What to produce: Retype, without alteration, each line from the line containing "Read out every word on this page." to the final line of the records.

Recorded information:
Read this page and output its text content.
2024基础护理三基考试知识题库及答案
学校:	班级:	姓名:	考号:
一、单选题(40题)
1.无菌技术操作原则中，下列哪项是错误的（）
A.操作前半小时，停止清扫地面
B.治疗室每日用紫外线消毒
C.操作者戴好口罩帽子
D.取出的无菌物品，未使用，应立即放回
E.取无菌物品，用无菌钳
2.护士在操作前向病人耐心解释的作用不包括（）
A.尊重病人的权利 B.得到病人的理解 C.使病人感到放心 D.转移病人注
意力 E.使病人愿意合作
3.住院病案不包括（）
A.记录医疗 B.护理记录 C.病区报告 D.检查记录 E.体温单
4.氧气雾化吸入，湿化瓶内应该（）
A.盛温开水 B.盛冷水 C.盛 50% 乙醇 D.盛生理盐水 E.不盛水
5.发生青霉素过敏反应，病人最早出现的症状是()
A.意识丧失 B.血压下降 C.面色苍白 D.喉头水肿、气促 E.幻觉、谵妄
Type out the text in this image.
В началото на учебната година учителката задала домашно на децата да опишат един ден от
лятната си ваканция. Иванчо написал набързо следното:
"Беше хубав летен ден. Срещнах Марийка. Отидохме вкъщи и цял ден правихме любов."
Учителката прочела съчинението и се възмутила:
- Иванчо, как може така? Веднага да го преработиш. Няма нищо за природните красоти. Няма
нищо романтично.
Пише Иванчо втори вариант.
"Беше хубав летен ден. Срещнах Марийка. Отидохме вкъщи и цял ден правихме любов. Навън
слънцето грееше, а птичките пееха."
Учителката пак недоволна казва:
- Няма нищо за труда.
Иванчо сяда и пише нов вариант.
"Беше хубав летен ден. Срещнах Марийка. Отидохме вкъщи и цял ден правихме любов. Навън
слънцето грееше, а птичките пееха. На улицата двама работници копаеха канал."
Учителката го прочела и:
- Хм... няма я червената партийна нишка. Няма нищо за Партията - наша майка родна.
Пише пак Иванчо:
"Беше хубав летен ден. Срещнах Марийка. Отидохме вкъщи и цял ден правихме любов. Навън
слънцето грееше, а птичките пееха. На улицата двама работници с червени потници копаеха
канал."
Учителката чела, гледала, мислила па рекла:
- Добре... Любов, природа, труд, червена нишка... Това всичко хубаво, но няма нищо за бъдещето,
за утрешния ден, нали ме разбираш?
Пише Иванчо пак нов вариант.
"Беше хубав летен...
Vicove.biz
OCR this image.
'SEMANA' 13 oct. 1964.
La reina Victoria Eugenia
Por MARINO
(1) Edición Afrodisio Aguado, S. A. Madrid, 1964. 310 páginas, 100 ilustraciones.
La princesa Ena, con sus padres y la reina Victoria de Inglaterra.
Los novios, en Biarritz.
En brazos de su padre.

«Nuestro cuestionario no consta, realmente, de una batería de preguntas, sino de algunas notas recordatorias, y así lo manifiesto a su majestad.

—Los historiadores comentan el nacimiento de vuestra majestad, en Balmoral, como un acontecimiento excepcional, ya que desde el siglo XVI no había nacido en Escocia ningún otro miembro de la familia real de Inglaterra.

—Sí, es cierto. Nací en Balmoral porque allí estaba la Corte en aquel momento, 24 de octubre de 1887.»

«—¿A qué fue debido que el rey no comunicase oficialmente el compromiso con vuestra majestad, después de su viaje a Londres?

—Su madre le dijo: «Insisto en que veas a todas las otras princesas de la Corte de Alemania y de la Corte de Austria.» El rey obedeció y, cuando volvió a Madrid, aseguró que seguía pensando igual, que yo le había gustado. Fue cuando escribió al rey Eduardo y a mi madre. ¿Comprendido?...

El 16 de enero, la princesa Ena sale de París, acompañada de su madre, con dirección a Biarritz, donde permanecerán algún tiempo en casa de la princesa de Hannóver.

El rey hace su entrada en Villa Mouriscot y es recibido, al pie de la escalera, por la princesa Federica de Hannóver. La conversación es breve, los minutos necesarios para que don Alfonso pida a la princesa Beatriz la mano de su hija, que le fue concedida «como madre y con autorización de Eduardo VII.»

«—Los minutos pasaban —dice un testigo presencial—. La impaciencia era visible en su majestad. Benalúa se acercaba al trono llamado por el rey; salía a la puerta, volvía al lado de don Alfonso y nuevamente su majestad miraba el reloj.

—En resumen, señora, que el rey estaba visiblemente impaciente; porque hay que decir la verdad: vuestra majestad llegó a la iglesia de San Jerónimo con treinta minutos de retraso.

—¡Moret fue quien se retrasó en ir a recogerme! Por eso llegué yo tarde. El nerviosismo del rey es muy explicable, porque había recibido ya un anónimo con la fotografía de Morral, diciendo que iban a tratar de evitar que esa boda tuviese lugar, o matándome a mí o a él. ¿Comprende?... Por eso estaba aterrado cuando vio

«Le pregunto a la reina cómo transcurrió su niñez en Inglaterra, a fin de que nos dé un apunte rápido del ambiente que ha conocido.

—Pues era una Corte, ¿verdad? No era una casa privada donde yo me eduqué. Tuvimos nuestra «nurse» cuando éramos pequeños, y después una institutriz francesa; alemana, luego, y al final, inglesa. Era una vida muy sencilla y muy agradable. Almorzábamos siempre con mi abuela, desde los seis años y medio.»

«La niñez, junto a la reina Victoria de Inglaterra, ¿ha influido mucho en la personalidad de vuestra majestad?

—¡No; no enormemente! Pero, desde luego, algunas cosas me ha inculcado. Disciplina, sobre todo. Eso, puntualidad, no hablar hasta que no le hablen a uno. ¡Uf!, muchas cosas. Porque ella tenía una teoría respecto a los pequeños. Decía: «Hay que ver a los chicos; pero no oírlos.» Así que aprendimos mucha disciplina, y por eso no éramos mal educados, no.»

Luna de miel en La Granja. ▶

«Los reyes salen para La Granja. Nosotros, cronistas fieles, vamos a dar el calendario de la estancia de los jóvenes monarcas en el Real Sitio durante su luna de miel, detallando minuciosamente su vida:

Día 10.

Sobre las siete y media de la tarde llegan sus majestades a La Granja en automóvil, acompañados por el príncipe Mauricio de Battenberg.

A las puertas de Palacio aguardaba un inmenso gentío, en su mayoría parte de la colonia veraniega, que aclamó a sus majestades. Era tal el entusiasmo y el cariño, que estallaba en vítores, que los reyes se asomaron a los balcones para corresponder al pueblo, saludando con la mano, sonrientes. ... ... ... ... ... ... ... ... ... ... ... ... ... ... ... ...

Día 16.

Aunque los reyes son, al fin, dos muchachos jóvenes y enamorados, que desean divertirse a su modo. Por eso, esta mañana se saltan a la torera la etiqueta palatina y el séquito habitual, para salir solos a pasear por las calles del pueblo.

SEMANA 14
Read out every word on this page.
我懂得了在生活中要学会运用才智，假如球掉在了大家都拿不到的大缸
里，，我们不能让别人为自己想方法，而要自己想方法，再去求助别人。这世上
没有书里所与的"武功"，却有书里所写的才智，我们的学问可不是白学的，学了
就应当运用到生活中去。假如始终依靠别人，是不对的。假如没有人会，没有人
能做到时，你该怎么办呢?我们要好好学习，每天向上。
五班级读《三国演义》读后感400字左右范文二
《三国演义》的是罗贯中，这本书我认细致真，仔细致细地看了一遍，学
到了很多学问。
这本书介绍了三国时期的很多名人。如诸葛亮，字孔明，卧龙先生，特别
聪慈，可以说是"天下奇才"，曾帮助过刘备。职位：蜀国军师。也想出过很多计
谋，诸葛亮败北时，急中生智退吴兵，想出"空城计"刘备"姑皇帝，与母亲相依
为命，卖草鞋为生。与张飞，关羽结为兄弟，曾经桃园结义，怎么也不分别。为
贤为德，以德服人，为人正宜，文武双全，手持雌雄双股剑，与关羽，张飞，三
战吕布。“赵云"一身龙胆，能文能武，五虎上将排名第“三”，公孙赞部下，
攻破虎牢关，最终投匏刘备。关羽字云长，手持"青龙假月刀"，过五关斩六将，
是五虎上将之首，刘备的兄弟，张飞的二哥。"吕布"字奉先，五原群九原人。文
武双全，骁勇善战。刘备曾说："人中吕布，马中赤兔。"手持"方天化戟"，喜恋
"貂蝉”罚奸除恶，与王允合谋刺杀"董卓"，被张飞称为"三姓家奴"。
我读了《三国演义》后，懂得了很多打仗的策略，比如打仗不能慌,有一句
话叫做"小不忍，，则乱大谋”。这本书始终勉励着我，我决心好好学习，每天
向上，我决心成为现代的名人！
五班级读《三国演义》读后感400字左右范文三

Solution to this task:
Read out every word on this page.
我懂得了在生活中要学会运用才智，假如球掉在了大家都拿不到的大缸
里，，我们不能让别人为自己想方法，而要自己想方法，再去求助别人。这世上
没有书里所与的"武功"，却有书里所写的才智，我们的学问可不是白学的，学了
就应当运用到生活中去。假如始终依靠别人，是不对的。假如没有人会，没有人
能做到时，你该怎么办呢?我们要好好学习，每天向上。
五班级读《三国演义》读后感400字左右范文二
《三国演义》的是罗贯中，这本书我认细致真，仔细致细地看了一遍，学
到了很多学问。
这本书介绍了三国时期的很多名人。如诸葛亮，字孔明，卧龙先生，特别
聪慈，可以说是"天下奇才"，曾帮助过刘备。职位：蜀国军师。也想出过很多计
谋，诸葛亮败北时，急中生智退吴兵，想出"空城计"刘备"姑皇帝，与母亲相依
为命，卖草鞋为生。与张飞，关羽结为兄弟，曾经桃园结义，怎么也不分别。为
贤为德，以德服人，为人正宜，文武双全，手持雌雄双股剑，与关羽，张飞，三
战吕布。“赵云"一身龙胆，能文能武，五虎上将排名第“三”，公孙赞部下，
攻破虎牢关，最终投匏刘备。关羽字云长，手持"青龙假月刀"，过五关斩六将，
是五虎上将之首，刘备的兄弟，张飞的二哥。"吕布"字奉先，五原群九原人。文
武双全，骁勇善战。刘备曾说："人中吕布，马中赤兔。"手持"方天化戟"，喜恋
"貂蝉”罚奸除恶，与王允合谋刺杀"董卓"，被张飞称为"三姓家奴"。
我读了《三国演义》后，懂得了很多打仗的策略，比如打仗不能慌,有一句
话叫做"小不忍，，则乱大谋”。这本书始终勉励着我，我决心好好学习，每天
向上，我决心成为现代的名人！
五班级读《三国演义》读后感400字左右范文三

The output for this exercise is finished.